RECORDS PROVIDED ▸
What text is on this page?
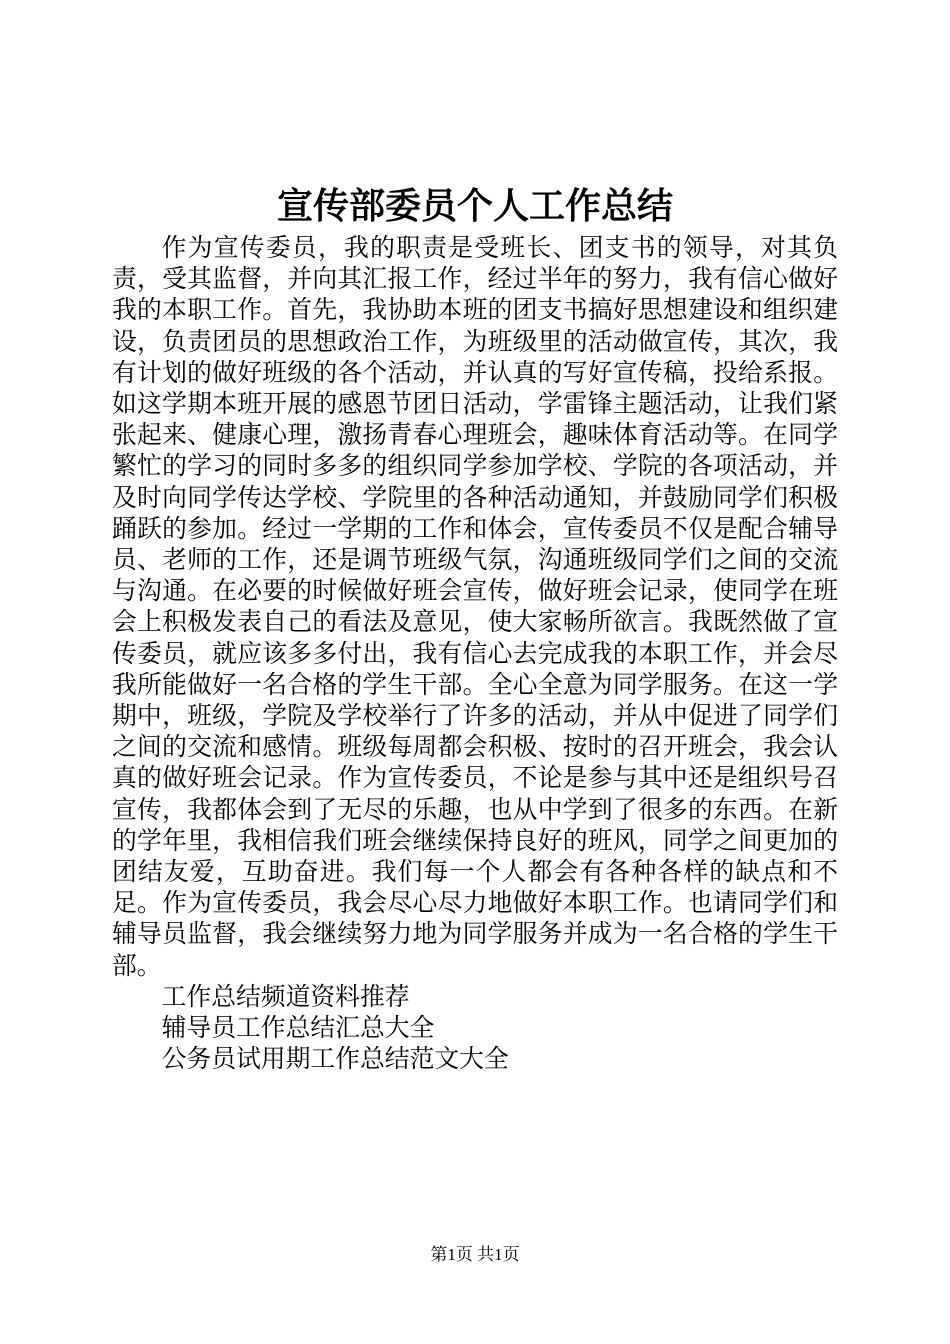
宣传部委员个人工作总结

作为宣传委员，我的职责是受班长、团支书的领导，对其负责，受其监督，并向其汇报工作，经过半年的努力，我有信心做好我的本职工作。首先，我协助本班的团支书搞好思想建设和组织建设，负责团员的思想政治工作，为班级里的活动做宣传，其次，我有计划的做好班级的各个活动，并认真的写好宣传稿，投给系报。如这学期本班开展的感恩节团日活动，学雷锋主题活动，让我们紧张起来、健康心理，激扬青春心理班会，趣味体育活动等。在同学繁忙的学习的同时多多的组织同学参加学校、学院的各项活动，并及时向同学传达学校、学院里的各种活动通知，并鼓励同学们积极踊跃的参加。经过一学期的工作和体会，宣传委员不仅是配合辅导员、老师的工作，还是调节班级气氛，沟通班级同学们之间的交流与沟通。在必要的时候做好班会宣传，做好班会记录，使同学在班会上积极发表自己的看法及意见，使大家畅所欲言。我既然做了宣传委员，就应该多多付出，我有信心去完成我的本职工作，并会尽我所能做好一名合格的学生干部。全心全意为同学服务。在这一学期中，班级，学院及学校举行了许多的活动，并从中促进了同学们之间的交流和感情。班级每周都会积极、按时的召开班会，我会认真的做好班会记录。作为宣传委员，不论是参与其中还是组织号召宣传，我都体会到了无尽的乐趣，也从中学到了很多的东西。在新的学年里，我相信我们班会继续保持良好的班风，同学之间更加的团结友爱，互助奋进。我们每一个人都会有各种各样的缺点和不足。作为宣传委员，我会尽心尽力地做好本职工作。也请同学们和辅导员监督，我会继续努力地为同学服务并成为一名合格的学生干部。

工作总结频道资料推荐

辅导员工作总结汇总大全

公务员试用期工作总结范文大全

第1页 共1页
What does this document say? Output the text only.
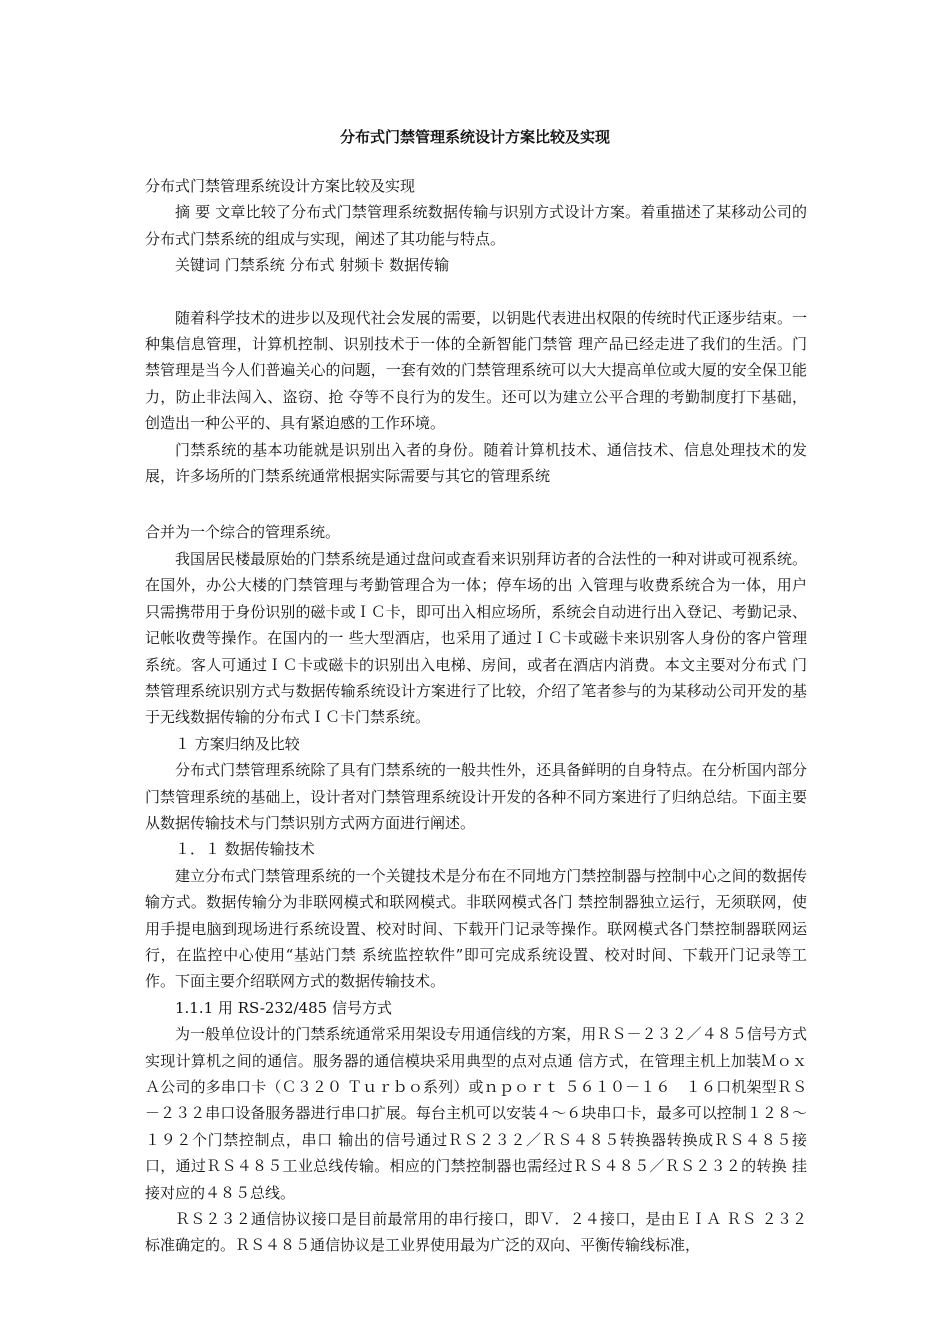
分布式门禁管理系统设计方案比较及实现

分布式门禁管理系统设计方案比较及实现

摘 要 文章比较了分布式门禁管理系统数据传输与识别方式设计方案。着重描述了某移动公司的分布式门禁系统的组成与实现，阐述了其功能与特点。

关键词 门禁系统 分布式 射频卡 数据传输

随着科学技术的进步以及现代社会发展的需要，以钥匙代表进出权限的传统时代正逐步结束。一种集信息管理，计算机控制、识别技术于一体的全新智能门禁管 理产品已经走进了我们的生活。门禁管理是当今人们普遍关心的问题，一套有效的门禁管理系统可以大大提高单位或大厦的安全保卫能力，防止非法闯入、盗窃、抢 夺等不良行为的发生。还可以为建立公平合理的考勤制度打下基础，创造出一种公平的、具有紧迫感的工作环境。

门禁系统的基本功能就是识别出入者的身份。随着计算机技术、通信技术、信息处理技术的发展，许多场所的门禁系统通常根据实际需要与其它的管理系统

合并为一个综合的管理系统。

我国居民楼最原始的门禁系统是通过盘问或查看来识别拜访者的合法性的一种对讲或可视系统。在国外，办公大楼的门禁管理与考勤管理合为一体；停车场的出 入管理与收费系统合为一体，用户只需携带用于身份识别的磁卡或ＩＣ卡，即可出入相应场所，系统会自动进行出入登记、考勤记录、记帐收费等操作。在国内的一 些大型酒店，也采用了通过ＩＣ卡或磁卡来识别客人身份的客户管理系统。客人可通过ＩＣ卡或磁卡的识别出入电梯、房间，或者在酒店内消费。本文主要对分布式 门禁管理系统识别方式与数据传输系统设计方案进行了比较，介绍了笔者参与的为某移动公司开发的基于无线数据传输的分布式ＩＣ卡门禁系统。

１ 方案归纳及比较

分布式门禁管理系统除了具有门禁系统的一般共性外，还具备鲜明的自身特点。在分析国内部分门禁管理系统的基础上，设计者对门禁管理系统设计开发的各种不同方案进行了归纳总结。下面主要从数据传输技术与门禁识别方式两方面进行阐述。

１．１ 数据传输技术

建立分布式门禁管理系统的一个关键技术是分布在不同地方门禁控制器与控制中心之间的数据传输方式。数据传输分为非联网模式和联网模式。非联网模式各门 禁控制器独立运行，无须联网，使用手提电脑到现场进行系统设置、校对时间、下载开门记录等操作。联网模式各门禁控制器联网运行，在监控中心使用“基站门禁 系统监控软件”即可完成系统设置、校对时间、下载开门记录等工作。下面主要介绍联网方式的数据传输技术。

1.1.1 用 RS-232/485 信号方式

为一般单位设计的门禁系统通常采用架设专用通信线的方案，用ＲＳ－２３２／４８５信号方式实现计算机之间的通信。服务器的通信模块采用典型的点对点通 信方式，在管理主机上加装ＭｏｘＡ公司的多串口卡（Ｃ３２０ Ｔｕｒｂｏ系列）或ｎｐｏｒｔ ５６１０－１６　１６口机架型ＲＳ－２３２串口设备服务器进行串口扩展。每台主机可以安装４～６块串口卡，最多可以控制１２８～１９２个门禁控制点，串口 输出的信号通过ＲＳ２３２／ＲＳ４８５转换器转换成ＲＳ４８５接口，通过ＲＳ４８５工业总线传输。相应的门禁控制器也需经过ＲＳ４８５／ＲＳ２３２的转换 挂接对应的４８５总线。

ＲＳ２３２通信协议接口是目前最常用的串行接口，即Ｖ．２４接口，是由ＥＩＡ ＲＳ ２３２标准确定的。ＲＳ４８５通信协议是工业界使用最为广泛的双向、平衡传输线标准，
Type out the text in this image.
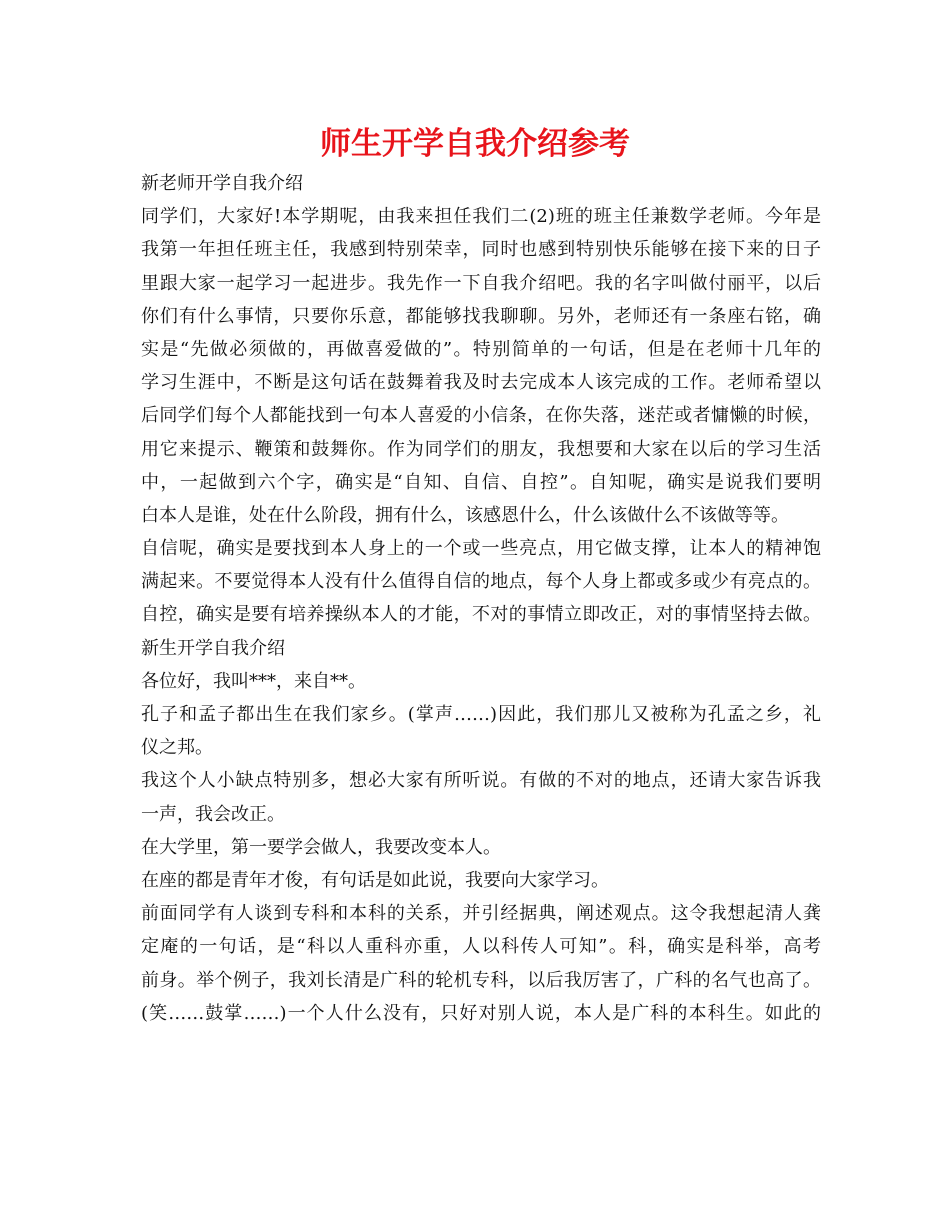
师生开学自我介绍参考
新老师开学自我介绍
同学们，大家好!本学期呢，由我来担任我们二(2)班的班主任兼数学老师。今年是
我第一年担任班主任，我感到特别荣幸，同时也感到特别快乐能够在接下来的日子
里跟大家一起学习一起进步。我先作一下自我介绍吧。我的名字叫做付丽平，以后
你们有什么事情，只要你乐意，都能够找我聊聊。另外，老师还有一条座右铭，确
实是“先做必须做的，再做喜爱做的”。特别简单的一句话，但是在老师十几年的
学习生涯中，不断是这句话在鼓舞着我及时去完成本人该完成的工作。老师希望以
后同学们每个人都能找到一句本人喜爱的小信条，在你失落，迷茫或者慵懒的时候，
用它来提示、鞭策和鼓舞你。作为同学们的朋友，我想要和大家在以后的学习生活
中，一起做到六个字，确实是“自知、自信、自控”。自知呢，确实是说我们要明
白本人是谁，处在什么阶段，拥有什么，该感恩什么，什么该做什么不该做等等。
自信呢，确实是要找到本人身上的一个或一些亮点，用它做支撑，让本人的精神饱
满起来。不要觉得本人没有什么值得自信的地点，每个人身上都或多或少有亮点的。
自控，确实是要有培养操纵本人的才能，不对的事情立即改正，对的事情坚持去做。
新生开学自我介绍
各位好，我叫***，来自**。
孔子和孟子都出生在我们家乡。(掌声……)因此，我们那儿又被称为孔孟之乡，礼
仪之邦。
我这个人小缺点特别多，想必大家有所听说。有做的不对的地点，还请大家告诉我
一声，我会改正。
在大学里，第一要学会做人，我要改变本人。
在座的都是青年才俊，有句话是如此说，我要向大家学习。
前面同学有人谈到专科和本科的关系，并引经据典，阐述观点。这令我想起清人龚
定庵的一句话，是“科以人重科亦重，人以科传人可知”。科，确实是科举，高考
前身。举个例子，我刘长清是广科的轮机专科，以后我厉害了，广科的名气也高了。
(笑……鼓掌……)一个人什么没有，只好对别人说，本人是广科的本科生。如此的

WHAT IS BEING ASKED ▸ Print all of the entries word for word. Omit the pictures they contain.

TASK SOLUTION ▸
What text is on this page?
宣传部委员个人工作总结

作为宣传委员，我的职责是受班长、团支书的领导，对其负责，受其监督，并向其汇报工作，经过半年的努力，我有信心做好我的本职工作。首先，我协助本班的团支书搞好思想建设和组织建设，负责团员的思想政治工作，为班级里的活动做宣传，其次，我有计划的做好班级的各个活动，并认真的写好宣传稿，投给系报。如这学期本班开展的感恩节团日活动，学雷锋主题活动，让我们紧张起来、健康心理，激扬青春心理班会，趣味体育活动等。在同学繁忙的学习的同时多多的组织同学参加学校、学院的各项活动，并及时向同学传达学校、学院里的各种活动通知，并鼓励同学们积极踊跃的参加。经过一学期的工作和体会，宣传委员不仅是配合辅导员、老师的工作，还是调节班级气氛，沟通班级同学们之间的交流与沟通。在必要的时候做好班会宣传，做好班会记录，使同学在班会上积极发表自己的看法及意见，使大家畅所欲言。我既然做了宣传委员，就应该多多付出，我有信心去完成我的本职工作，并会尽我所能做好一名合格的学生干部。全心全意为同学服务。在这一学期中，班级，学院及学校举行了许多的活动，并从中促进了同学们之间的交流和感情。班级每周都会积极、按时的召开班会，我会认真的做好班会记录。作为宣传委员，不论是参与其中还是组织号召宣传，我都体会到了无尽的乐趣，也从中学到了很多的东西。在新的学年里，我相信我们班会继续保持良好的班风，同学之间更加的团结友爱，互助奋进。我们每一个人都会有各种各样的缺点和不足。作为宣传委员，我会尽心尽力地做好本职工作。也请同学们和辅导员监督，我会继续努力地为同学服务并成为一名合格的学生干部。

工作总结频道资料推荐

辅导员工作总结汇总大全

公务员试用期工作总结范文大全

第1页 共1页
What does this document say? Output the text only.
分布式门禁管理系统设计方案比较及实现

分布式门禁管理系统设计方案比较及实现

摘 要 文章比较了分布式门禁管理系统数据传输与识别方式设计方案。着重描述了某移动公司的分布式门禁系统的组成与实现，阐述了其功能与特点。

关键词 门禁系统 分布式 射频卡 数据传输

随着科学技术的进步以及现代社会发展的需要，以钥匙代表进出权限的传统时代正逐步结束。一种集信息管理，计算机控制、识别技术于一体的全新智能门禁管 理产品已经走进了我们的生活。门禁管理是当今人们普遍关心的问题，一套有效的门禁管理系统可以大大提高单位或大厦的安全保卫能力，防止非法闯入、盗窃、抢 夺等不良行为的发生。还可以为建立公平合理的考勤制度打下基础，创造出一种公平的、具有紧迫感的工作环境。

门禁系统的基本功能就是识别出入者的身份。随着计算机技术、通信技术、信息处理技术的发展，许多场所的门禁系统通常根据实际需要与其它的管理系统

合并为一个综合的管理系统。

我国居民楼最原始的门禁系统是通过盘问或查看来识别拜访者的合法性的一种对讲或可视系统。在国外，办公大楼的门禁管理与考勤管理合为一体；停车场的出 入管理与收费系统合为一体，用户只需携带用于身份识别的磁卡或ＩＣ卡，即可出入相应场所，系统会自动进行出入登记、考勤记录、记帐收费等操作。在国内的一 些大型酒店，也采用了通过ＩＣ卡或磁卡来识别客人身份的客户管理系统。客人可通过ＩＣ卡或磁卡的识别出入电梯、房间，或者在酒店内消费。本文主要对分布式 门禁管理系统识别方式与数据传输系统设计方案进行了比较，介绍了笔者参与的为某移动公司开发的基于无线数据传输的分布式ＩＣ卡门禁系统。

１ 方案归纳及比较

分布式门禁管理系统除了具有门禁系统的一般共性外，还具备鲜明的自身特点。在分析国内部分门禁管理系统的基础上，设计者对门禁管理系统设计开发的各种不同方案进行了归纳总结。下面主要从数据传输技术与门禁识别方式两方面进行阐述。

１．１ 数据传输技术

建立分布式门禁管理系统的一个关键技术是分布在不同地方门禁控制器与控制中心之间的数据传输方式。数据传输分为非联网模式和联网模式。非联网模式各门 禁控制器独立运行，无须联网，使用手提电脑到现场进行系统设置、校对时间、下载开门记录等操作。联网模式各门禁控制器联网运行，在监控中心使用“基站门禁 系统监控软件”即可完成系统设置、校对时间、下载开门记录等工作。下面主要介绍联网方式的数据传输技术。

1.1.1 用 RS-232/485 信号方式

为一般单位设计的门禁系统通常采用架设专用通信线的方案，用ＲＳ－２３２／４８５信号方式实现计算机之间的通信。服务器的通信模块采用典型的点对点通 信方式，在管理主机上加装ＭｏｘＡ公司的多串口卡（Ｃ３２０ Ｔｕｒｂｏ系列）或ｎｐｏｒｔ ５６１０－１６　１６口机架型ＲＳ－２３２串口设备服务器进行串口扩展。每台主机可以安装４～６块串口卡，最多可以控制１２８～１９２个门禁控制点，串口 输出的信号通过ＲＳ２３２／ＲＳ４８５转换器转换成ＲＳ４８５接口，通过ＲＳ４８５工业总线传输。相应的门禁控制器也需经过ＲＳ４８５／ＲＳ２３２的转换 挂接对应的４８５总线。

ＲＳ２３２通信协议接口是目前最常用的串行接口，即Ｖ．２４接口，是由ＥＩＡ ＲＳ ２３２标准确定的。ＲＳ４８５通信协议是工业界使用最为广泛的双向、平衡传输线标准，
Type out the text in this image.
师生开学自我介绍参考
新老师开学自我介绍
同学们，大家好!本学期呢，由我来担任我们二(2)班的班主任兼数学老师。今年是
我第一年担任班主任，我感到特别荣幸，同时也感到特别快乐能够在接下来的日子
里跟大家一起学习一起进步。我先作一下自我介绍吧。我的名字叫做付丽平，以后
你们有什么事情，只要你乐意，都能够找我聊聊。另外，老师还有一条座右铭，确
实是“先做必须做的，再做喜爱做的”。特别简单的一句话，但是在老师十几年的
学习生涯中，不断是这句话在鼓舞着我及时去完成本人该完成的工作。老师希望以
后同学们每个人都能找到一句本人喜爱的小信条，在你失落，迷茫或者慵懒的时候，
用它来提示、鞭策和鼓舞你。作为同学们的朋友，我想要和大家在以后的学习生活
中，一起做到六个字，确实是“自知、自信、自控”。自知呢，确实是说我们要明
白本人是谁，处在什么阶段，拥有什么，该感恩什么，什么该做什么不该做等等。
自信呢，确实是要找到本人身上的一个或一些亮点，用它做支撑，让本人的精神饱
满起来。不要觉得本人没有什么值得自信的地点，每个人身上都或多或少有亮点的。
自控，确实是要有培养操纵本人的才能，不对的事情立即改正，对的事情坚持去做。
新生开学自我介绍
各位好，我叫***，来自**。
孔子和孟子都出生在我们家乡。(掌声……)因此，我们那儿又被称为孔孟之乡，礼
仪之邦。
我这个人小缺点特别多，想必大家有所听说。有做的不对的地点，还请大家告诉我
一声，我会改正。
在大学里，第一要学会做人，我要改变本人。
在座的都是青年才俊，有句话是如此说，我要向大家学习。
前面同学有人谈到专科和本科的关系，并引经据典，阐述观点。这令我想起清人龚
定庵的一句话，是“科以人重科亦重，人以科传人可知”。科，确实是科举，高考
前身。举个例子，我刘长清是广科的轮机专科，以后我厉害了，广科的名气也高了。
(笑……鼓掌……)一个人什么没有，只好对别人说，本人是广科的本科生。如此的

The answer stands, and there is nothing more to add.